JOB » Gather up every line from the entries below that uses the word "Year".

A block of data:
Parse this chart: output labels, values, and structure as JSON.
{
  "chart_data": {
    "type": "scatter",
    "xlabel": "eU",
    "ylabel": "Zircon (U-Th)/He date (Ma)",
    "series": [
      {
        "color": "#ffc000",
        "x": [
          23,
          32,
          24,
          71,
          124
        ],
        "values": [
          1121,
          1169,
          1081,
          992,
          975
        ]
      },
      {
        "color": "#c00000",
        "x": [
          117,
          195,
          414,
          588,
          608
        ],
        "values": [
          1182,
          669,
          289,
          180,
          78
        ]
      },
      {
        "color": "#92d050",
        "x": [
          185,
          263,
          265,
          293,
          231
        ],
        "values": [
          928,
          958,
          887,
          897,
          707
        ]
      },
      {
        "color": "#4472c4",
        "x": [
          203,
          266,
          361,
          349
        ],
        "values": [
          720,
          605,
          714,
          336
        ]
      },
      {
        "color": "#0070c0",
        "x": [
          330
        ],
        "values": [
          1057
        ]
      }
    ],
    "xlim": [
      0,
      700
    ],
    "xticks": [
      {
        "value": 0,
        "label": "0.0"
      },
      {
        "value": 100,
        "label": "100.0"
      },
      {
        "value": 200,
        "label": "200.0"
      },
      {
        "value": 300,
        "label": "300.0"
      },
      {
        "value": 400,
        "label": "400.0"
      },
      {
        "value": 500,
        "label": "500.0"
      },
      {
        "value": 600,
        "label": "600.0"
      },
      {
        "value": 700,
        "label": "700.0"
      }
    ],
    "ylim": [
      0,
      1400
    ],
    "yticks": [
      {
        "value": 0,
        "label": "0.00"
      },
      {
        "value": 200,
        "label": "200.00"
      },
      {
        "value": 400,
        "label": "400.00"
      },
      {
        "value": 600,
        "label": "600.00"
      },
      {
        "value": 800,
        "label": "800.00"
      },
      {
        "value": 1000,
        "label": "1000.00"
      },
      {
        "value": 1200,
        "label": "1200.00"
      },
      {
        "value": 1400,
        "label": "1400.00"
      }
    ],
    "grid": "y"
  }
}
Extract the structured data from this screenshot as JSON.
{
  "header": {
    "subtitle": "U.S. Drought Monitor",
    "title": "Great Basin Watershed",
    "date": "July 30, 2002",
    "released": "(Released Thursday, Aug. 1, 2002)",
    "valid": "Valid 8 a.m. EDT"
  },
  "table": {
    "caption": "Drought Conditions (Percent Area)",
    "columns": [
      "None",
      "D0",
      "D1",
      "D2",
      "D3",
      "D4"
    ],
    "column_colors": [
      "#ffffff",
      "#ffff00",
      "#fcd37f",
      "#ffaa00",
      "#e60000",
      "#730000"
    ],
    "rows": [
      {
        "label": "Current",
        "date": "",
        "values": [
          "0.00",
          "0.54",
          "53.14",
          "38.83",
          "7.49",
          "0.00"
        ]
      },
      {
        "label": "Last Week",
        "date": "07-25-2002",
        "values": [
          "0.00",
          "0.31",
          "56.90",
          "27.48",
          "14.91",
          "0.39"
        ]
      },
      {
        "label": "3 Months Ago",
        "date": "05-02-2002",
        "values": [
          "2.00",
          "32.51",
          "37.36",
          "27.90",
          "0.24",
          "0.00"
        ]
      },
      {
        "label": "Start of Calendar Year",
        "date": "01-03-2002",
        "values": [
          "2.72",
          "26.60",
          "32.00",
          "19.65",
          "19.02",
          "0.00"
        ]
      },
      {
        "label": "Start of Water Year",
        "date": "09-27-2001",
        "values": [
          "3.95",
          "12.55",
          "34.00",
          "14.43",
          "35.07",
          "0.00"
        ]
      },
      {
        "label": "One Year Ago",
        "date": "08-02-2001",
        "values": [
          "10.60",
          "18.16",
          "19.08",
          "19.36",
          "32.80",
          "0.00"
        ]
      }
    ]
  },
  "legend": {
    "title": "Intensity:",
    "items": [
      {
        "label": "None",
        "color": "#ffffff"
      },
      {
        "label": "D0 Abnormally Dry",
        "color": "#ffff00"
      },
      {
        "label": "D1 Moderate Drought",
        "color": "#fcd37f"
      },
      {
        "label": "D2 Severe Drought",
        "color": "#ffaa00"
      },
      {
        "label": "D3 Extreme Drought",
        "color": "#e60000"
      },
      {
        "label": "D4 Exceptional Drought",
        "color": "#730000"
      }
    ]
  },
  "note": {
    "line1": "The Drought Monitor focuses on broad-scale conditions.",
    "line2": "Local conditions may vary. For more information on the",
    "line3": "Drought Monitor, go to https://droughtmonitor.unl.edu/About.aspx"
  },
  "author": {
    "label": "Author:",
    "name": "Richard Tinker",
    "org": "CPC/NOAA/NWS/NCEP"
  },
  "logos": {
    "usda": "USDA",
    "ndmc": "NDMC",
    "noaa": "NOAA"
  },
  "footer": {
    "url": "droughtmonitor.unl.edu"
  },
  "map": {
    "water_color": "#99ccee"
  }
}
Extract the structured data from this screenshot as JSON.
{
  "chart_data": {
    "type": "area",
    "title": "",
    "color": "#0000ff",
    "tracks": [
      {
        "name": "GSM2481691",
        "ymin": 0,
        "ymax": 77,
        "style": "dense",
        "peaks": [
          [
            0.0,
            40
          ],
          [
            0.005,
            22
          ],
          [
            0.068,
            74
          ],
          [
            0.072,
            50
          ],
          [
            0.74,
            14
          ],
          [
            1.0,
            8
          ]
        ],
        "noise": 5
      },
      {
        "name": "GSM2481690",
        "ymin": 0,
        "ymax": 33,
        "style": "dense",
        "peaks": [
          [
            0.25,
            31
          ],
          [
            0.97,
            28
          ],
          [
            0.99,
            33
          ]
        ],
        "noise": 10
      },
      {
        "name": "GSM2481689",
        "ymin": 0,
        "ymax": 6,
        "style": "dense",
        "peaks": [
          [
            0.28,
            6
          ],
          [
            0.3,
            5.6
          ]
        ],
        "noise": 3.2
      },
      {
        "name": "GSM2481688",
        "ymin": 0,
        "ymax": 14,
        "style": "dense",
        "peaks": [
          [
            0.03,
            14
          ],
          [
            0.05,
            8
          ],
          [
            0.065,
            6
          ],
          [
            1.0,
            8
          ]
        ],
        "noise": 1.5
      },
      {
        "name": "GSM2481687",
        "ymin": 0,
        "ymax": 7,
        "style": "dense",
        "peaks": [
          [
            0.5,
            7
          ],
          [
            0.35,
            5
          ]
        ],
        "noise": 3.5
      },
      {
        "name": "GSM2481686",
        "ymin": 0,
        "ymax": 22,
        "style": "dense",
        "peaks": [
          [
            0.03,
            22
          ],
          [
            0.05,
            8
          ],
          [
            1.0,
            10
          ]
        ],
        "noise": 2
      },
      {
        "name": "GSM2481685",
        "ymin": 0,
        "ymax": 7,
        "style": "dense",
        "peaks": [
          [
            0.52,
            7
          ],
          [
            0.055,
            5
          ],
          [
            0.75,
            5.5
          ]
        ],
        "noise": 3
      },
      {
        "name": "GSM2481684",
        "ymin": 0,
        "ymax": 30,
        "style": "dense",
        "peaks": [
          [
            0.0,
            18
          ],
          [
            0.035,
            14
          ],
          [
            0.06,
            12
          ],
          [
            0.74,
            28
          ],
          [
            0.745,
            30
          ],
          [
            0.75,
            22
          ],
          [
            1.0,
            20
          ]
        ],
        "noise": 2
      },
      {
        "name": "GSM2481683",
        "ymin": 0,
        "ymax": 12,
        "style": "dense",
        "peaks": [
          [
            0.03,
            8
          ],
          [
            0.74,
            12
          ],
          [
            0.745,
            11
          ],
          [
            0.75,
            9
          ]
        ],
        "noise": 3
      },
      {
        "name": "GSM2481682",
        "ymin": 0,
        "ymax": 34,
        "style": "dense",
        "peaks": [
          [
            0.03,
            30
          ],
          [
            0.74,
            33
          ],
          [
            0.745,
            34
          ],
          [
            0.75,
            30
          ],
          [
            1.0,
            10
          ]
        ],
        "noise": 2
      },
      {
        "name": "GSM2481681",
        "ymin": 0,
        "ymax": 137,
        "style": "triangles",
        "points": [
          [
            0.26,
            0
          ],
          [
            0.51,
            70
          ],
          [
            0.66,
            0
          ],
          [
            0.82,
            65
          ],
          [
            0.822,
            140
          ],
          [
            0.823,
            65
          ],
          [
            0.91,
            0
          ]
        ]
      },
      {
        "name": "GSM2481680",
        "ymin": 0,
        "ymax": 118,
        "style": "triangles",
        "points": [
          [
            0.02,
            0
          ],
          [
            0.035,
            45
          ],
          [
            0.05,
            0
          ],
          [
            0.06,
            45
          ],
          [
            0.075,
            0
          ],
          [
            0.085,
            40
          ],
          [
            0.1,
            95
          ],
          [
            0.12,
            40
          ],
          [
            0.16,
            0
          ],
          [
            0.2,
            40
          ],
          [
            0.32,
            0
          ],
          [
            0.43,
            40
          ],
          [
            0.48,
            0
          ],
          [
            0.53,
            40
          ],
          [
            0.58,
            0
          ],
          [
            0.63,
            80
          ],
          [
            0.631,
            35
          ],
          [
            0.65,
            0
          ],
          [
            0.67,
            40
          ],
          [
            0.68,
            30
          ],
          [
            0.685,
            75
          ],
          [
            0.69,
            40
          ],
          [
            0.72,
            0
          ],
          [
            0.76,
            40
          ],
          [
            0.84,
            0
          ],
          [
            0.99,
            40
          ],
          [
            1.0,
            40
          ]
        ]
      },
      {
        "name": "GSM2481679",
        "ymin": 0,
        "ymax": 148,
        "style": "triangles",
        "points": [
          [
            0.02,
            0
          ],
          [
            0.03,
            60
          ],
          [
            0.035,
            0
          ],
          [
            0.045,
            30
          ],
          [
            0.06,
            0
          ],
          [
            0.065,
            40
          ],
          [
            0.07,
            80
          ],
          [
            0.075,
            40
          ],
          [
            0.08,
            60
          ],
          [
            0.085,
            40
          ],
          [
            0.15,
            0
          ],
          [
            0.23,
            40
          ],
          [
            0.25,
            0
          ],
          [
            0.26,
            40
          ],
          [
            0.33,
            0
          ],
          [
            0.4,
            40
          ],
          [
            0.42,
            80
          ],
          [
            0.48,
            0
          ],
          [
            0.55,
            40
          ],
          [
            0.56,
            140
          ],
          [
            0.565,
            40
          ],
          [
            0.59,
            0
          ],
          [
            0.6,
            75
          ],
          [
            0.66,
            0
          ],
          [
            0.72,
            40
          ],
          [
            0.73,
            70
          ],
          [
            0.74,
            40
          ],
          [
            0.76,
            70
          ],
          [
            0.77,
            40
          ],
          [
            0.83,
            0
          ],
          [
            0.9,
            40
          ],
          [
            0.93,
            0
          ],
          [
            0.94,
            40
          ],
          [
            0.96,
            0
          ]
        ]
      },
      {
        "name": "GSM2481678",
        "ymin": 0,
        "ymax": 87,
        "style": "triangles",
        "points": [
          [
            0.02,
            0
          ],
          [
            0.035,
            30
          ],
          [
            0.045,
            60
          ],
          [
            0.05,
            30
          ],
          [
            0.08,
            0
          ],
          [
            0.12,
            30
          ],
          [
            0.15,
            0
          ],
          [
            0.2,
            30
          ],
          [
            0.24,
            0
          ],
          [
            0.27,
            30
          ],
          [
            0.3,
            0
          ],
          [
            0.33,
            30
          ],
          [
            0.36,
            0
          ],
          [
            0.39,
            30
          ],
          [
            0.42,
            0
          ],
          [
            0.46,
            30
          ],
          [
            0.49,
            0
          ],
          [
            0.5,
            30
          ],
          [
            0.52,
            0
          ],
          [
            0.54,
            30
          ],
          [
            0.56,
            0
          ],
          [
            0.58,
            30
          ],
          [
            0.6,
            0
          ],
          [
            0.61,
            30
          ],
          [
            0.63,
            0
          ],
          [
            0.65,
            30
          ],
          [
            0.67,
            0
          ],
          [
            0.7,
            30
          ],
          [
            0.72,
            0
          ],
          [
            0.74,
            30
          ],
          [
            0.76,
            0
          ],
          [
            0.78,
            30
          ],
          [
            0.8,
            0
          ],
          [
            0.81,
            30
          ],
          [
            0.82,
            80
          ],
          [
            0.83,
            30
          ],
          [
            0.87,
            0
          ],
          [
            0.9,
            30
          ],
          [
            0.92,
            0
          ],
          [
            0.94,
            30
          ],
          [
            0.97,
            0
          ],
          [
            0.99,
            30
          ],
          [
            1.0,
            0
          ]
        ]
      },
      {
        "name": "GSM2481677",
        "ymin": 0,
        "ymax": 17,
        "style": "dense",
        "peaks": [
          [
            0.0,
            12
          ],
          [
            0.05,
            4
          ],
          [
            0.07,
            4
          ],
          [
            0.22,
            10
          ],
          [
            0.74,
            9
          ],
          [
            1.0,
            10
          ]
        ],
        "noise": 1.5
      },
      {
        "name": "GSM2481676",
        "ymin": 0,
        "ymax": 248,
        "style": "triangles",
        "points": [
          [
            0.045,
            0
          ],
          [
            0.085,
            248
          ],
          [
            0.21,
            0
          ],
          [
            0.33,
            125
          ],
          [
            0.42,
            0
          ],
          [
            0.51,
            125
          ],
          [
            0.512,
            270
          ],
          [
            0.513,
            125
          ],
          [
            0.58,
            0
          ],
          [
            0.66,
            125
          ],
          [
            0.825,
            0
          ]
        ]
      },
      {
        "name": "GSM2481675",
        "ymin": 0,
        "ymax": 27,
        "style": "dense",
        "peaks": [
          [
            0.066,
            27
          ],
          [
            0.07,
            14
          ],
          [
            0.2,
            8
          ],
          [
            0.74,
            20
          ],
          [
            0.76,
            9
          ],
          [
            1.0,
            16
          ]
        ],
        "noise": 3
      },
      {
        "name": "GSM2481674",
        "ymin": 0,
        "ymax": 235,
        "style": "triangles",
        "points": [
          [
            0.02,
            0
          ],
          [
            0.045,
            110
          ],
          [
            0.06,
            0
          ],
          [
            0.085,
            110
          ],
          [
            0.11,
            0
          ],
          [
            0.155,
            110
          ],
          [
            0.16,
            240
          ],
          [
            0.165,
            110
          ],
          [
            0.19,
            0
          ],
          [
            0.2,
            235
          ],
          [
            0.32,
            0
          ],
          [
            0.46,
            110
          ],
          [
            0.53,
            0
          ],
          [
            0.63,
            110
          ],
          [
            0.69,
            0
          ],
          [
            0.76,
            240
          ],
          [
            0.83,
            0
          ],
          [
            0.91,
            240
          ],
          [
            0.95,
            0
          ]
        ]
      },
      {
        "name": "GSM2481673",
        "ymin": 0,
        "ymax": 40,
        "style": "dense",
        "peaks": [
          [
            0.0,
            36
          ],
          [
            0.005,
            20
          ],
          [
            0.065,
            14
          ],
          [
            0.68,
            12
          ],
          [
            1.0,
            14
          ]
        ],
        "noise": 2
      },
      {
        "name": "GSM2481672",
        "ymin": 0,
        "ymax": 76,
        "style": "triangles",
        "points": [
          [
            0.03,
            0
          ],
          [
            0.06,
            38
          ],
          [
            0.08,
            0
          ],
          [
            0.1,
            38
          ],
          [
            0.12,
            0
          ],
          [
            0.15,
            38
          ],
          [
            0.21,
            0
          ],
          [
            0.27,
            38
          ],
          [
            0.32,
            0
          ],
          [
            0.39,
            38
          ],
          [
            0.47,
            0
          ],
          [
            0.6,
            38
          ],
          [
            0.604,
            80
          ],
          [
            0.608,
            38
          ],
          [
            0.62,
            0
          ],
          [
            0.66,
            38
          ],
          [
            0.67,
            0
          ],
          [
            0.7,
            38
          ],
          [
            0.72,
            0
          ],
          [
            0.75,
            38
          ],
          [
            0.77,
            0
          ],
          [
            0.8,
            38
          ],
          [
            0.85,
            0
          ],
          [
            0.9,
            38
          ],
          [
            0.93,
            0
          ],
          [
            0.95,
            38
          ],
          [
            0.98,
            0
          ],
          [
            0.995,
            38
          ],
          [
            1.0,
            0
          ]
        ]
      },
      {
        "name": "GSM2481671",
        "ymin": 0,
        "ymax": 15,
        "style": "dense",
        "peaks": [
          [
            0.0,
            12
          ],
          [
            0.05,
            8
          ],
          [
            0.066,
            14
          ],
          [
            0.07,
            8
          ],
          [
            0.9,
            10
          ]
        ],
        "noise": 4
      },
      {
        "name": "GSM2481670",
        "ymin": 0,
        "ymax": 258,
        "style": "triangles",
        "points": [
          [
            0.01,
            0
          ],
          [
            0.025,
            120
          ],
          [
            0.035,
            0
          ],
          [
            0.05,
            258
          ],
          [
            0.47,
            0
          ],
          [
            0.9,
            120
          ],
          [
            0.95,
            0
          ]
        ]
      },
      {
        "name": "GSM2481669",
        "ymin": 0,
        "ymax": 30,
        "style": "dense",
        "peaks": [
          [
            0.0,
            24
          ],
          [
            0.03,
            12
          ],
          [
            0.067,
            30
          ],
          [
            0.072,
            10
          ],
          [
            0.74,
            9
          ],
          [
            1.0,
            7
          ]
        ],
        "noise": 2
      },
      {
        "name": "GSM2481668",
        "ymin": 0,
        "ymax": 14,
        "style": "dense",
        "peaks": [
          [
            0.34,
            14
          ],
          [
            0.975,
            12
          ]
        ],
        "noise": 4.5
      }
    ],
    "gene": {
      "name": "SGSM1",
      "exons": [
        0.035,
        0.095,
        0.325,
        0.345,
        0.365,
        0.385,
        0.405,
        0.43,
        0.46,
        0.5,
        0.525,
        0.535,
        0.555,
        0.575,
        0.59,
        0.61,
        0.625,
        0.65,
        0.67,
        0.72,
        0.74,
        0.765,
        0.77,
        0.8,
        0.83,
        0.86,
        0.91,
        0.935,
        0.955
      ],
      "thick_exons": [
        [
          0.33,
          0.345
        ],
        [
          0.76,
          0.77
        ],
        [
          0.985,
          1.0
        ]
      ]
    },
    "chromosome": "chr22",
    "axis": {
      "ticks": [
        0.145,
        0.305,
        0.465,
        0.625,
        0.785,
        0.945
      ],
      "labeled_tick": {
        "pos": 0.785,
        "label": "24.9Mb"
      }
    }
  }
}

THE SOLUTION »
        "label": "Start of Calendar Year",
        "label": "Start of Water Year",
        "label": "One Year Ago",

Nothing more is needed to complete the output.